## Data records
────────────────────

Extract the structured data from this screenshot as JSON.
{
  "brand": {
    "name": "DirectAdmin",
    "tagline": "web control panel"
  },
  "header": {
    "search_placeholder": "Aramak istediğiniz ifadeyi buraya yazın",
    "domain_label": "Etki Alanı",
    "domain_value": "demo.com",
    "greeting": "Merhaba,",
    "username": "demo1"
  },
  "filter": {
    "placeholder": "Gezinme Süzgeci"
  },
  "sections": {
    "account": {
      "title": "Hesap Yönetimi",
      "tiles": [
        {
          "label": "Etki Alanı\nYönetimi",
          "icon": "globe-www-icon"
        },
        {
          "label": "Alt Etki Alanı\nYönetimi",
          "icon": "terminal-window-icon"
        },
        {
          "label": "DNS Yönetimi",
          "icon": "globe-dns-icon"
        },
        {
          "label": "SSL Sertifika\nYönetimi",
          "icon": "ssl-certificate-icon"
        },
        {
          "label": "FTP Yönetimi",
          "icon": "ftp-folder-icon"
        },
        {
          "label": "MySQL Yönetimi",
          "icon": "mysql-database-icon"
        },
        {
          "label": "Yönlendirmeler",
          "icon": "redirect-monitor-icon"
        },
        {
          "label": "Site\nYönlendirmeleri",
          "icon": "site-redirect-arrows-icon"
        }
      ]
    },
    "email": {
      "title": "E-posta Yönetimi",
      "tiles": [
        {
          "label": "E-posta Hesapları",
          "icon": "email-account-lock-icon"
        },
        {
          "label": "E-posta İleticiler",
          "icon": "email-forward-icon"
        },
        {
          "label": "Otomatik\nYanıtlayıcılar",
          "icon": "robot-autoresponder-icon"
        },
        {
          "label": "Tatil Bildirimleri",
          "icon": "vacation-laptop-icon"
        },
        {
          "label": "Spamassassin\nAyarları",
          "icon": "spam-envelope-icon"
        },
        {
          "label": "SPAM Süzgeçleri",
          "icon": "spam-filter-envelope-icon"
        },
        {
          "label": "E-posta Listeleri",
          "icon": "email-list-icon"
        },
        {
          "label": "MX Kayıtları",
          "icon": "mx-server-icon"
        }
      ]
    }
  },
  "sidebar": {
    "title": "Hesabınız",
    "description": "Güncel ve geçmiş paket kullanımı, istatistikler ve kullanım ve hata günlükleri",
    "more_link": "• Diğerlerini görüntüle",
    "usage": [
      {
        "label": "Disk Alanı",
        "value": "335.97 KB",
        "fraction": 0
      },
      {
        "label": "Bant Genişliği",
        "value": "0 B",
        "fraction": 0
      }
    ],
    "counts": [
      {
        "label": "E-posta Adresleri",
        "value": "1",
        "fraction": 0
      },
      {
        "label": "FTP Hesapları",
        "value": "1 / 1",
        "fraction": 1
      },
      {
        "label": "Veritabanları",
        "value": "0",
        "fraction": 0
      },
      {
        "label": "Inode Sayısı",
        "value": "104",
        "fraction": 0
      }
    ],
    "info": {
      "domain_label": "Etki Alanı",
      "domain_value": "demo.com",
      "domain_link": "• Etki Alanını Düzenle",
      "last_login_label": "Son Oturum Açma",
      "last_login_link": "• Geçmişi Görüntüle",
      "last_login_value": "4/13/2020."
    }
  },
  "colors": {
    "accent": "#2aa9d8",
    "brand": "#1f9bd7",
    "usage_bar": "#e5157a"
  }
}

────────────────────

## The exercise
Repeat the records exactly, including every line.

## Correct response
Extract the structured data from this screenshot as JSON.
{
  "brand": {
    "name": "DirectAdmin",
    "tagline": "web control panel"
  },
  "header": {
    "search_placeholder": "Aramak istediğiniz ifadeyi buraya yazın",
    "domain_label": "Etki Alanı",
    "domain_value": "demo.com",
    "greeting": "Merhaba,",
    "username": "demo1"
  },
  "filter": {
    "placeholder": "Gezinme Süzgeci"
  },
  "sections": {
    "account": {
      "title": "Hesap Yönetimi",
      "tiles": [
        {
          "label": "Etki Alanı\nYönetimi",
          "icon": "globe-www-icon"
        },
        {
          "label": "Alt Etki Alanı\nYönetimi",
          "icon": "terminal-window-icon"
        },
        {
          "label": "DNS Yönetimi",
          "icon": "globe-dns-icon"
        },
        {
          "label": "SSL Sertifika\nYönetimi",
          "icon": "ssl-certificate-icon"
        },
        {
          "label": "FTP Yönetimi",
          "icon": "ftp-folder-icon"
        },
        {
          "label": "MySQL Yönetimi",
          "icon": "mysql-database-icon"
        },
        {
          "label": "Yönlendirmeler",
          "icon": "redirect-monitor-icon"
        },
        {
          "label": "Site\nYönlendirmeleri",
          "icon": "site-redirect-arrows-icon"
        }
      ]
    },
    "email": {
      "title": "E-posta Yönetimi",
      "tiles": [
        {
          "label": "E-posta Hesapları",
          "icon": "email-account-lock-icon"
        },
        {
          "label": "E-posta İleticiler",
          "icon": "email-forward-icon"
        },
        {
          "label": "Otomatik\nYanıtlayıcılar",
          "icon": "robot-autoresponder-icon"
        },
        {
          "label": "Tatil Bildirimleri",
          "icon": "vacation-laptop-icon"
        },
        {
          "label": "Spamassassin\nAyarları",
          "icon": "spam-envelope-icon"
        },
        {
          "label": "SPAM Süzgeçleri",
          "icon": "spam-filter-envelope-icon"
        },
        {
          "label": "E-posta Listeleri",
          "icon": "email-list-icon"
        },
        {
          "label": "MX Kayıtları",
          "icon": "mx-server-icon"
        }
      ]
    }
  },
  "sidebar": {
    "title": "Hesabınız",
    "description": "Güncel ve geçmiş paket kullanımı, istatistikler ve kullanım ve hata günlükleri",
    "more_link": "• Diğerlerini görüntüle",
    "usage": [
      {
        "label": "Disk Alanı",
        "value": "335.97 KB",
        "fraction": 0
      },
      {
        "label": "Bant Genişliği",
        "value": "0 B",
        "fraction": 0
      }
    ],
    "counts": [
      {
        "label": "E-posta Adresleri",
        "value": "1",
        "fraction": 0
      },
      {
        "label": "FTP Hesapları",
        "value": "1 / 1",
        "fraction": 1
      },
      {
        "label": "Veritabanları",
        "value": "0",
        "fraction": 0
      },
      {
        "label": "Inode Sayısı",
        "value": "104",
        "fraction": 0
      }
    ],
    "info": {
      "domain_label": "Etki Alanı",
      "domain_value": "demo.com",
      "domain_link": "• Etki Alanını Düzenle",
      "last_login_label": "Son Oturum Açma",
      "last_login_link": "• Geçmişi Görüntüle",
      "last_login_value": "4/13/2020."
    }
  },
  "colors": {
    "accent": "#2aa9d8",
    "brand": "#1f9bd7",
    "usage_bar": "#e5157a"
  }
}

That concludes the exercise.